Identify the lines that contain the string "heading" and report only how many there are.

- MATERIALS PROVIDED -
— start —
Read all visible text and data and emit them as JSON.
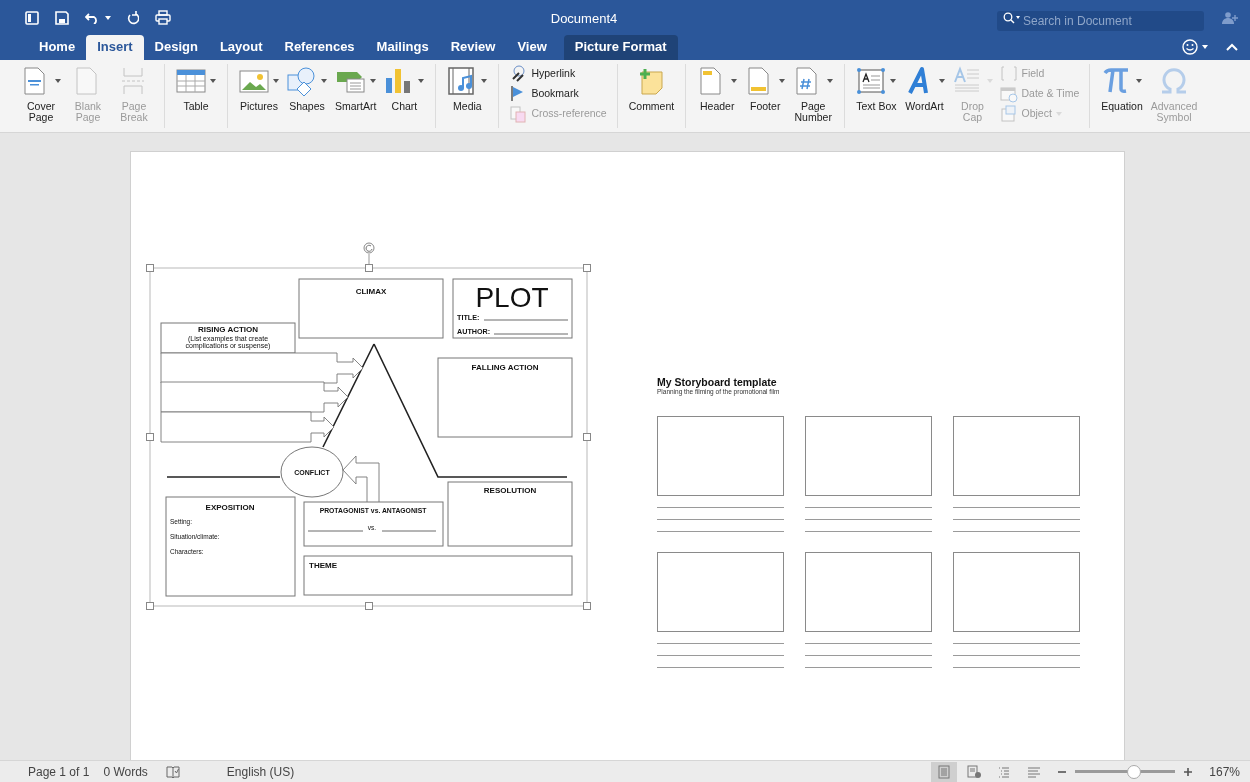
{
  "window": {
    "title": "Document4",
    "search": {
      "placeholder": "Search in Document"
    }
  },
  "tabs": [
    {
      "label": "Home",
      "selected": false,
      "kind": "normal"
    },
    {
      "label": "Insert",
      "selected": true,
      "kind": "normal"
    },
    {
      "label": "Design",
      "selected": false,
      "kind": "normal"
    },
    {
      "label": "Layout",
      "selected": false,
      "kind": "normal"
    },
    {
      "label": "References",
      "selected": false,
      "kind": "normal"
    },
    {
      "label": "Mailings",
      "selected": false,
      "kind": "normal"
    },
    {
      "label": "Review",
      "selected": false,
      "kind": "normal"
    },
    {
      "label": "View",
      "selected": false,
      "kind": "normal"
    },
    {
      "label": "Picture Format",
      "selected": false,
      "kind": "contextual"
    }
  ],
  "ribbon": {
    "groups": [
      {
        "buttons": [
          {
            "label": "Cover\nPage",
            "kind": "large",
            "dropdown": true,
            "disabled": false
          },
          {
            "label": "Blank\nPage",
            "kind": "large",
            "dropdown": false,
            "disabled": true
          },
          {
            "label": "Page\nBreak",
            "kind": "large",
            "dropdown": false,
            "disabled": true
          }
        ]
      },
      {
        "buttons": [
          {
            "label": "Table",
            "kind": "large",
            "dropdown": true,
            "disabled": false
          }
        ]
      },
      {
        "buttons": [
          {
            "label": "Pictures",
            "kind": "large",
            "dropdown": true,
            "disabled": false
          },
          {
            "label": "Shapes",
            "kind": "large",
            "dropdown": true,
            "disabled": false
          },
          {
            "label": "SmartArt",
            "kind": "large",
            "dropdown": true,
            "disabled": false
          },
          {
            "label": "Chart",
            "kind": "large",
            "dropdown": true,
            "disabled": false
          }
        ]
      },
      {
        "buttons": [
          {
            "label": "Media",
            "kind": "large",
            "dropdown": true,
            "disabled": false
          }
        ]
      },
      {
        "buttons": [
          {
            "label": "Hyperlink",
            "kind": "small",
            "dropdown": false,
            "disabled": false
          },
          {
            "label": "Bookmark",
            "kind": "small",
            "dropdown": false,
            "disabled": false
          },
          {
            "label": "Cross-reference",
            "kind": "small",
            "dropdown": false,
            "disabled": true
          }
        ]
      },
      {
        "buttons": [
          {
            "label": "Comment",
            "kind": "large",
            "dropdown": false,
            "disabled": false
          }
        ]
      },
      {
        "buttons": [
          {
            "label": "Header",
            "kind": "large",
            "dropdown": true,
            "disabled": false
          },
          {
            "label": "Footer",
            "kind": "large",
            "dropdown": true,
            "disabled": false
          },
          {
            "label": "Page\nNumber",
            "kind": "large",
            "dropdown": true,
            "disabled": false
          }
        ]
      },
      {
        "buttons": [
          {
            "label": "Text Box",
            "kind": "large",
            "dropdown": true,
            "disabled": false
          },
          {
            "label": "WordArt",
            "kind": "large",
            "dropdown": true,
            "disabled": false
          },
          {
            "label": "Drop\nCap",
            "kind": "large",
            "dropdown": true,
            "disabled": true
          },
          {
            "label": "Field",
            "kind": "small",
            "dropdown": false,
            "disabled": true
          },
          {
            "label": "Date & Time",
            "kind": "small",
            "dropdown": false,
            "disabled": true
          },
          {
            "label": "Object",
            "kind": "small",
            "dropdown": true,
            "disabled": true
          }
        ]
      },
      {
        "buttons": [
          {
            "label": "Equation",
            "kind": "large",
            "dropdown": true,
            "disabled": false
          },
          {
            "label": "Advanced\nSymbol",
            "kind": "large",
            "dropdown": false,
            "disabled": true
          }
        ]
      }
    ]
  },
  "document": {
    "plot_diagram": {
      "title": "PLOT",
      "title_field": "TITLE:",
      "author_field": "AUTHOR:",
      "climax": "CLIMAX",
      "rising_action": {
        "heading": "RISING ACTION",
        "note": "(List examples that create complications or suspense)"
      },
      "falling_action": "FALLING ACTION",
      "conflict": "CONFLICT",
      "resolution": "RESOLUTION",
      "exposition": {
        "heading": "EXPOSITION",
        "fields": [
          "Setting:",
          "Situation/climate:",
          "Characters:"
        ]
      },
      "protagonist_antagonist": {
        "heading": "PROTAGONIST vs. ANTAGONIST",
        "vs": "vs."
      },
      "theme": "THEME"
    },
    "storyboard": {
      "title": "My Storyboard template",
      "subtitle": "Planning the filming of the promotional film"
    }
  },
  "status_bar": {
    "page": "Page 1 of 1",
    "words": "0 Words",
    "language": "English (US)",
    "views": [
      {
        "selected": true
      },
      {
        "selected": false
      },
      {
        "selected": false
      },
      {
        "selected": false
      }
    ],
    "zoom": {
      "level": 0.59,
      "reading": "167%"
    }
  }
}
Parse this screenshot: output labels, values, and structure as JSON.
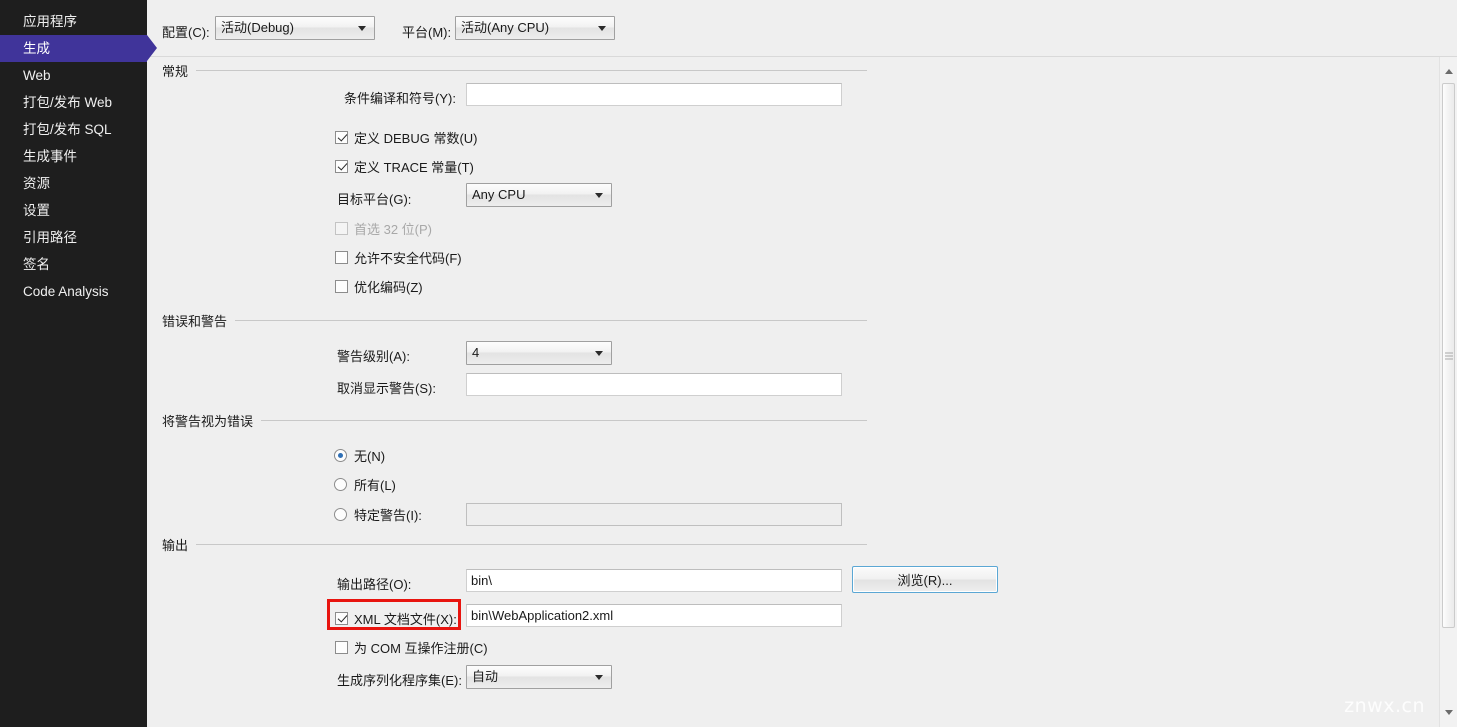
{
  "sidebar": {
    "items": [
      {
        "label": "应用程序",
        "selected": false
      },
      {
        "label": "生成",
        "selected": true
      },
      {
        "label": "Web",
        "selected": false
      },
      {
        "label": "打包/发布 Web",
        "selected": false
      },
      {
        "label": "打包/发布 SQL",
        "selected": false
      },
      {
        "label": "生成事件",
        "selected": false
      },
      {
        "label": "资源",
        "selected": false
      },
      {
        "label": "设置",
        "selected": false
      },
      {
        "label": "引用路径",
        "selected": false
      },
      {
        "label": "签名",
        "selected": false
      },
      {
        "label": "Code Analysis",
        "selected": false
      }
    ]
  },
  "configbar": {
    "config_label": "配置(C):",
    "config_value": "活动(Debug)",
    "platform_label": "平台(M):",
    "platform_value": "活动(Any CPU)"
  },
  "general": {
    "title": "常规",
    "conditional_label": "条件编译和符号(Y):",
    "conditional_value": "",
    "define_debug_label": "定义 DEBUG 常数(U)",
    "define_debug_checked": true,
    "define_trace_label": "定义 TRACE 常量(T)",
    "define_trace_checked": true,
    "target_platform_label": "目标平台(G):",
    "target_platform_value": "Any CPU",
    "prefer32_label": "首选 32 位(P)",
    "prefer32_checked": false,
    "prefer32_disabled": true,
    "unsafe_label": "允许不安全代码(F)",
    "unsafe_checked": false,
    "optimize_label": "优化编码(Z)",
    "optimize_checked": false
  },
  "errors": {
    "title": "错误和警告",
    "warn_level_label": "警告级别(A):",
    "warn_level_value": "4",
    "suppress_label": "取消显示警告(S):",
    "suppress_value": ""
  },
  "warnings_as_errors": {
    "title": "将警告视为错误",
    "none_label": "无(N)",
    "none_selected": true,
    "all_label": "所有(L)",
    "all_selected": false,
    "specific_label": "特定警告(I):",
    "specific_selected": false,
    "specific_value": ""
  },
  "output": {
    "title": "输出",
    "path_label": "输出路径(O):",
    "path_value": "bin\\",
    "browse_label": "浏览(R)...",
    "xml_doc_label": "XML 文档文件(X):",
    "xml_doc_checked": true,
    "xml_doc_value": "bin\\WebApplication2.xml",
    "com_interop_label": "为 COM 互操作注册(C)",
    "com_interop_checked": false,
    "serialization_label": "生成序列化程序集(E):",
    "serialization_value": "自动"
  },
  "watermark": {
    "text": "znwx.cn"
  },
  "colors": {
    "sidebar_bg": "#1e1e1e",
    "selection": "#40349a",
    "content_bg": "#efefef",
    "annotation": "#e8140f",
    "focus_border": "#5ba7d4"
  }
}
— end —
- THE REPLY -
3